_Task:_ Filter these entries, keeping only lines that hold the word "Volume".

Figure content listings

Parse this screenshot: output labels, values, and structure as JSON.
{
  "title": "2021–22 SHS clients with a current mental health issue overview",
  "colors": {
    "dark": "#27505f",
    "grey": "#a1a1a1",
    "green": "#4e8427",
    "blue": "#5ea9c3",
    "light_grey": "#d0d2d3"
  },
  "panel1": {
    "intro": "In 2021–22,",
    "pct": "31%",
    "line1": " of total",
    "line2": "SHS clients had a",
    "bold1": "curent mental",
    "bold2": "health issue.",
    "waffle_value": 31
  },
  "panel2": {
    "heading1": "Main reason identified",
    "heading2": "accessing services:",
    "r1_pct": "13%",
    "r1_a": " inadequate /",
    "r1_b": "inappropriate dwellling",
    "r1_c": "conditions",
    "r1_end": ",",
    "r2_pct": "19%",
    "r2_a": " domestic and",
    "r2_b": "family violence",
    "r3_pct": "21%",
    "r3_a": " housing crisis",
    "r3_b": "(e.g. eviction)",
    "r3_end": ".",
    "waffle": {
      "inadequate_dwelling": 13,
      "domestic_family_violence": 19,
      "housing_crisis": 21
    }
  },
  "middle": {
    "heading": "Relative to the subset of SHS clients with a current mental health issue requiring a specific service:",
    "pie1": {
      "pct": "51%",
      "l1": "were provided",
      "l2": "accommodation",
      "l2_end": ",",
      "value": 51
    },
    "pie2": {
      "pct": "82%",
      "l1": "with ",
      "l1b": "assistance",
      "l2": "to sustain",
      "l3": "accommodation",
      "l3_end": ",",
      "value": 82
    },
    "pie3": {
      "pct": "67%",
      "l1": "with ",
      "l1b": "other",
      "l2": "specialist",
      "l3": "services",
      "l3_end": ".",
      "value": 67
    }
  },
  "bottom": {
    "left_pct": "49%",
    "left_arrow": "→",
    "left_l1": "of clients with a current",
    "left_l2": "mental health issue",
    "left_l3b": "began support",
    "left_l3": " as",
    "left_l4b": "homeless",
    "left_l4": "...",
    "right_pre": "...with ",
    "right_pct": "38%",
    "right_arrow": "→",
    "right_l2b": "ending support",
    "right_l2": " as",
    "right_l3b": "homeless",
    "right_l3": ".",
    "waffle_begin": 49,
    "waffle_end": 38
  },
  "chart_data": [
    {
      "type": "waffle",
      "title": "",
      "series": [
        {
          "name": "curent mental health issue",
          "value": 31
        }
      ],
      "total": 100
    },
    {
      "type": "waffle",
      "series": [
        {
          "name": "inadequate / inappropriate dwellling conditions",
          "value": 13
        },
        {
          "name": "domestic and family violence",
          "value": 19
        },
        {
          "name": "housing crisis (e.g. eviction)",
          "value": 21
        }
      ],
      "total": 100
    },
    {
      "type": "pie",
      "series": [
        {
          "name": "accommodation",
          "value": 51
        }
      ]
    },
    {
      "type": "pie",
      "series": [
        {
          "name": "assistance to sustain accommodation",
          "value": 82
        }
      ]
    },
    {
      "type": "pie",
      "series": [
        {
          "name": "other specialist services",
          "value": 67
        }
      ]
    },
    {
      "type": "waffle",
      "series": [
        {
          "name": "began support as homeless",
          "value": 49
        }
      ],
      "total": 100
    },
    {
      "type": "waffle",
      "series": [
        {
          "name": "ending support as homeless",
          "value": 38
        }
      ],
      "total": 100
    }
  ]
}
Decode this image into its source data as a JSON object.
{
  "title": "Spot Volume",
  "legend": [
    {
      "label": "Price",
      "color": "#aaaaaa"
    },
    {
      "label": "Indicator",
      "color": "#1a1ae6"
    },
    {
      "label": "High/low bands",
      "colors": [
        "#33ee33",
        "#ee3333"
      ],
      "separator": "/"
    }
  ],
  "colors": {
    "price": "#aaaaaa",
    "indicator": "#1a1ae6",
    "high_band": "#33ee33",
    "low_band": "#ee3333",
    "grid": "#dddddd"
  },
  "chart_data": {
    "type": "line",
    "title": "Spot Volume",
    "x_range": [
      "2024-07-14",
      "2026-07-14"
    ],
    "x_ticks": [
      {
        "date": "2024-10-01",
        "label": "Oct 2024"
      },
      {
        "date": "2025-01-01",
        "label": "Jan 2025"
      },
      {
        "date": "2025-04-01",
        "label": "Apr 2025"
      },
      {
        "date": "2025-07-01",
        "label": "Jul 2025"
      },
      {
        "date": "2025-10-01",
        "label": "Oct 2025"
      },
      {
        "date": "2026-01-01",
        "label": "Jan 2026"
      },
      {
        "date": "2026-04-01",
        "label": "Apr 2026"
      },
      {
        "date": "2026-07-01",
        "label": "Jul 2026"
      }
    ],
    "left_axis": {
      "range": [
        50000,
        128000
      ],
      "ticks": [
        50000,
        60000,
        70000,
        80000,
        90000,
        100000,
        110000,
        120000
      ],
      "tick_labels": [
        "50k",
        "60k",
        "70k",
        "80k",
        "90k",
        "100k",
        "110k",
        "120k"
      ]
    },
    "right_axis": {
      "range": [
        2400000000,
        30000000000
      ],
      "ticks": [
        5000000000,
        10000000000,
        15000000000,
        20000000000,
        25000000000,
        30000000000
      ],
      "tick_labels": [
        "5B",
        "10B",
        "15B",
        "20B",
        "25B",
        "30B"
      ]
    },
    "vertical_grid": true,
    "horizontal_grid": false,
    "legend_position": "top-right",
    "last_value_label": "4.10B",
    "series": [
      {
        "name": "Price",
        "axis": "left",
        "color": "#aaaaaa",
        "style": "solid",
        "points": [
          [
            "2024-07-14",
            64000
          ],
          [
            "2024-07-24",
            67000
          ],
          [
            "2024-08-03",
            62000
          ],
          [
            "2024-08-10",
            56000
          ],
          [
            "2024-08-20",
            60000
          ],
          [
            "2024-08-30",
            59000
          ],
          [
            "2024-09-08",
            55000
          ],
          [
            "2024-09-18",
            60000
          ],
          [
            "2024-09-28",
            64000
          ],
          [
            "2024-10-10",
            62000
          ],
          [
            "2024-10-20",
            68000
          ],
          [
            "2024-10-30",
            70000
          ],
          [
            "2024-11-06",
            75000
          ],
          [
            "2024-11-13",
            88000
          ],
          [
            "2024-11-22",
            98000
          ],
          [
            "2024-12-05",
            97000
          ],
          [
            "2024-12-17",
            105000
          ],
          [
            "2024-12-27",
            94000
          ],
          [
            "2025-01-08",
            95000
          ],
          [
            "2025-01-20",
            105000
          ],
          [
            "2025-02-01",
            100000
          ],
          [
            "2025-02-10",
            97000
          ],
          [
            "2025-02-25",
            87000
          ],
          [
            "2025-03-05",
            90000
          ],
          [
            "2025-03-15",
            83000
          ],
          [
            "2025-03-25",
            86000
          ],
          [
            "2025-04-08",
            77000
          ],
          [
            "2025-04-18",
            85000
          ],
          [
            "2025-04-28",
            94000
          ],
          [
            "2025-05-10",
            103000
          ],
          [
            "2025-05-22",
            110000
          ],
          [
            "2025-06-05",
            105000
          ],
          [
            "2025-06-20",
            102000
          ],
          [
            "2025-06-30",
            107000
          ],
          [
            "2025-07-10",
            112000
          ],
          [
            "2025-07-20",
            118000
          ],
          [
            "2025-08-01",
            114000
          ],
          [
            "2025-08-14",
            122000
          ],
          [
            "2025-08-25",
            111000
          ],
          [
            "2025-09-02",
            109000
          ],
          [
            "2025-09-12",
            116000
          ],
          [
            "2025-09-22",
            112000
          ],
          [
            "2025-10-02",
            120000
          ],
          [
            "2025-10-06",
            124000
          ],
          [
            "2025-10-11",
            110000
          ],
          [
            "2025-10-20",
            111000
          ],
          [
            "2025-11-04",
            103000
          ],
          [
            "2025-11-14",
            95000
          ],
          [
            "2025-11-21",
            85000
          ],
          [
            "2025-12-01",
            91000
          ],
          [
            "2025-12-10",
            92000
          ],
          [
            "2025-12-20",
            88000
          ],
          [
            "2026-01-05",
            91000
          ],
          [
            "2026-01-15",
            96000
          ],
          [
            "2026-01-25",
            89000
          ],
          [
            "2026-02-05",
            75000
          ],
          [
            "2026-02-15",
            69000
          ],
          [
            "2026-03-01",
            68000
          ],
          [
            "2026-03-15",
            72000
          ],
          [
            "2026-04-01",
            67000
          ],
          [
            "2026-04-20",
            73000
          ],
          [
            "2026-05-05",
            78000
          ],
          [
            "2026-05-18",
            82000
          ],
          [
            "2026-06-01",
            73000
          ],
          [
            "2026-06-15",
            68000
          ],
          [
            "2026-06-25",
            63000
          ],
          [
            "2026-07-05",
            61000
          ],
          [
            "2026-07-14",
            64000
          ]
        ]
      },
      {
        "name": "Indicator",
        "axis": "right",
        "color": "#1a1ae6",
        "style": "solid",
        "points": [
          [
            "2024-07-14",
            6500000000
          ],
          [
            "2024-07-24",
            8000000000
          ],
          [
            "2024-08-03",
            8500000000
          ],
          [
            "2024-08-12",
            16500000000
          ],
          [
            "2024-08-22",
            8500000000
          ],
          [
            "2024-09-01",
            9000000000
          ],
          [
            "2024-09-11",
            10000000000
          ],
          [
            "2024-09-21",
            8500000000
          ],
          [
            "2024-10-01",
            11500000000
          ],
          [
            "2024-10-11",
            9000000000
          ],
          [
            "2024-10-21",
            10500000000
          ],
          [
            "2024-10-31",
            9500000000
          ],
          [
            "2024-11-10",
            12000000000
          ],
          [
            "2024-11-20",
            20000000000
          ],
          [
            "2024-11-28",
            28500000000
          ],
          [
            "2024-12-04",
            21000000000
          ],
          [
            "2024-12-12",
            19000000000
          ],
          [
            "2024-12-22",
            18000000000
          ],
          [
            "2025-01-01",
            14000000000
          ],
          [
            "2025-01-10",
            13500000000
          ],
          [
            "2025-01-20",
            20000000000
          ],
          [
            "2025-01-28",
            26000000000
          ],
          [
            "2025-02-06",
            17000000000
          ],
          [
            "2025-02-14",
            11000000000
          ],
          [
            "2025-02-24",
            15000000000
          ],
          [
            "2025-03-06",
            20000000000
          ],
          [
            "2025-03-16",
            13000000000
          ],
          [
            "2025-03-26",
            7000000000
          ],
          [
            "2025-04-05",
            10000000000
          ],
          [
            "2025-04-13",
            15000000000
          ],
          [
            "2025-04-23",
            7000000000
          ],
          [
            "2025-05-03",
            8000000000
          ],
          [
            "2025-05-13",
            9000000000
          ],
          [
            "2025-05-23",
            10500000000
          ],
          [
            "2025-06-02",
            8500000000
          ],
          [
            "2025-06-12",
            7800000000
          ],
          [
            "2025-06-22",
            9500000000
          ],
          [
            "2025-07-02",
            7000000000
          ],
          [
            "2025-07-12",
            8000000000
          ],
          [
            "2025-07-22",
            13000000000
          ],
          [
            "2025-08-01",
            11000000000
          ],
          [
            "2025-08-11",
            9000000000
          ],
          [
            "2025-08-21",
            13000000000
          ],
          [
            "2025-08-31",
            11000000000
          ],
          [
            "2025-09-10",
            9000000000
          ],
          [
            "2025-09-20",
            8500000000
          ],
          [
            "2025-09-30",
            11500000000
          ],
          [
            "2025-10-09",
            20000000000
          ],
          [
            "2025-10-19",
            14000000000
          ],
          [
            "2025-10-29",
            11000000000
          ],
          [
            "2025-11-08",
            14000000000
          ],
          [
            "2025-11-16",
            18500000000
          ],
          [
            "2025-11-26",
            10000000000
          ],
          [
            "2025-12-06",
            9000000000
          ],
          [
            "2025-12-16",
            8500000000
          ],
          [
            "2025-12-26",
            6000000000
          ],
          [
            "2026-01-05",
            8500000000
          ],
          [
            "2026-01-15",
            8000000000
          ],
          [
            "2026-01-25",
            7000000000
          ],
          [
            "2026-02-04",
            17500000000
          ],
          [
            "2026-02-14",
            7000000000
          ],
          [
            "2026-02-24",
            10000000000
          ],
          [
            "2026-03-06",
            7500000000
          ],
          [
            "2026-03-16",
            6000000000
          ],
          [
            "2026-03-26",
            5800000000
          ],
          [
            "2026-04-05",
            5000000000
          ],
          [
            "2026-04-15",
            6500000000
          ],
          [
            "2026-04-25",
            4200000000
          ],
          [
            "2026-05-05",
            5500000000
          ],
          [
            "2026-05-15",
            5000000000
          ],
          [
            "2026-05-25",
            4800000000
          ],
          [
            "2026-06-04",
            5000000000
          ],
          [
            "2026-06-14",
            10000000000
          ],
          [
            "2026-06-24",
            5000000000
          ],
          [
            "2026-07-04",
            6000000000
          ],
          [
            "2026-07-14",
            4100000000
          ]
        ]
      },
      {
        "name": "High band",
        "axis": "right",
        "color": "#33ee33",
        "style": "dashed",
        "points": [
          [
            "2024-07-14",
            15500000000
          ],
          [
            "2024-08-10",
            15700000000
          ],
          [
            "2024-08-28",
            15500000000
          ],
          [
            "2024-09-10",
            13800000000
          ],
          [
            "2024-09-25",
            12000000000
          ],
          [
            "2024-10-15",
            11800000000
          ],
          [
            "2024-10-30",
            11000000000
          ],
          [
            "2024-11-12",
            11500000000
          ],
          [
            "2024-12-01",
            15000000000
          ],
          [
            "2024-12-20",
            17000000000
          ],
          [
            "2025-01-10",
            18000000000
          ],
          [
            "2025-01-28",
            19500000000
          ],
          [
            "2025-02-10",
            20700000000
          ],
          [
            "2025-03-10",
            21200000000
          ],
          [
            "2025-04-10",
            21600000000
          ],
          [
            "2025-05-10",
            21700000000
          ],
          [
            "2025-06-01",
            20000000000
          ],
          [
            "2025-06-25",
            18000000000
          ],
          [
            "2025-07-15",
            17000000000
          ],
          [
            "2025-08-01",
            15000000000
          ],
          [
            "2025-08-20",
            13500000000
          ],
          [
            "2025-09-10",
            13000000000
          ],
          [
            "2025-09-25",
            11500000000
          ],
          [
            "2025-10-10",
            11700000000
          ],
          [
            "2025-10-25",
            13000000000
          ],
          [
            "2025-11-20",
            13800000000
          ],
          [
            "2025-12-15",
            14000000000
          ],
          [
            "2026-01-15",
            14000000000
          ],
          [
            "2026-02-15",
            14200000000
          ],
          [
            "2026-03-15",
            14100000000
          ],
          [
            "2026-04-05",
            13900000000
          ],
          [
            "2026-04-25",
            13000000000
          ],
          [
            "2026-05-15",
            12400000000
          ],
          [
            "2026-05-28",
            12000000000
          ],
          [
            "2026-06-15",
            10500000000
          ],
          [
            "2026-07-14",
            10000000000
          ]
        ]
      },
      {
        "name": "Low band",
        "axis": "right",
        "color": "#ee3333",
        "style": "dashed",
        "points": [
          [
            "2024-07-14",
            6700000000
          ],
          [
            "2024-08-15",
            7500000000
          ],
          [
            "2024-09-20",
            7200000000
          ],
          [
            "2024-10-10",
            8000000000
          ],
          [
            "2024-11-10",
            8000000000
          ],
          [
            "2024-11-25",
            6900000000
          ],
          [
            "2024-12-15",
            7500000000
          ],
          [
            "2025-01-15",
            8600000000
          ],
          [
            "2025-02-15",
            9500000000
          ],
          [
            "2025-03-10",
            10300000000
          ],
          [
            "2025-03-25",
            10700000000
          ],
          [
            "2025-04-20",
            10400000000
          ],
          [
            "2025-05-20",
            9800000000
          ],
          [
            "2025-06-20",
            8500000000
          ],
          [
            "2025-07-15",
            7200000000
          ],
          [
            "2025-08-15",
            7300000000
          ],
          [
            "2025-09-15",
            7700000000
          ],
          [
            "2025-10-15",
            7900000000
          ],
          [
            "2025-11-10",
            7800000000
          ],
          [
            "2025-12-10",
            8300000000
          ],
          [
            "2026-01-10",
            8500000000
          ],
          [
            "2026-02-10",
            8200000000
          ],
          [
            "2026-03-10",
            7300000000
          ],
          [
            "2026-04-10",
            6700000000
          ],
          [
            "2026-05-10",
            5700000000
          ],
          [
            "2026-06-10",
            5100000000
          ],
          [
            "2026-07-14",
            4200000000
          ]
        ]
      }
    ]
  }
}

_Problem solution:_
  "title": "Spot Volume",
    "title": "Spot Volume",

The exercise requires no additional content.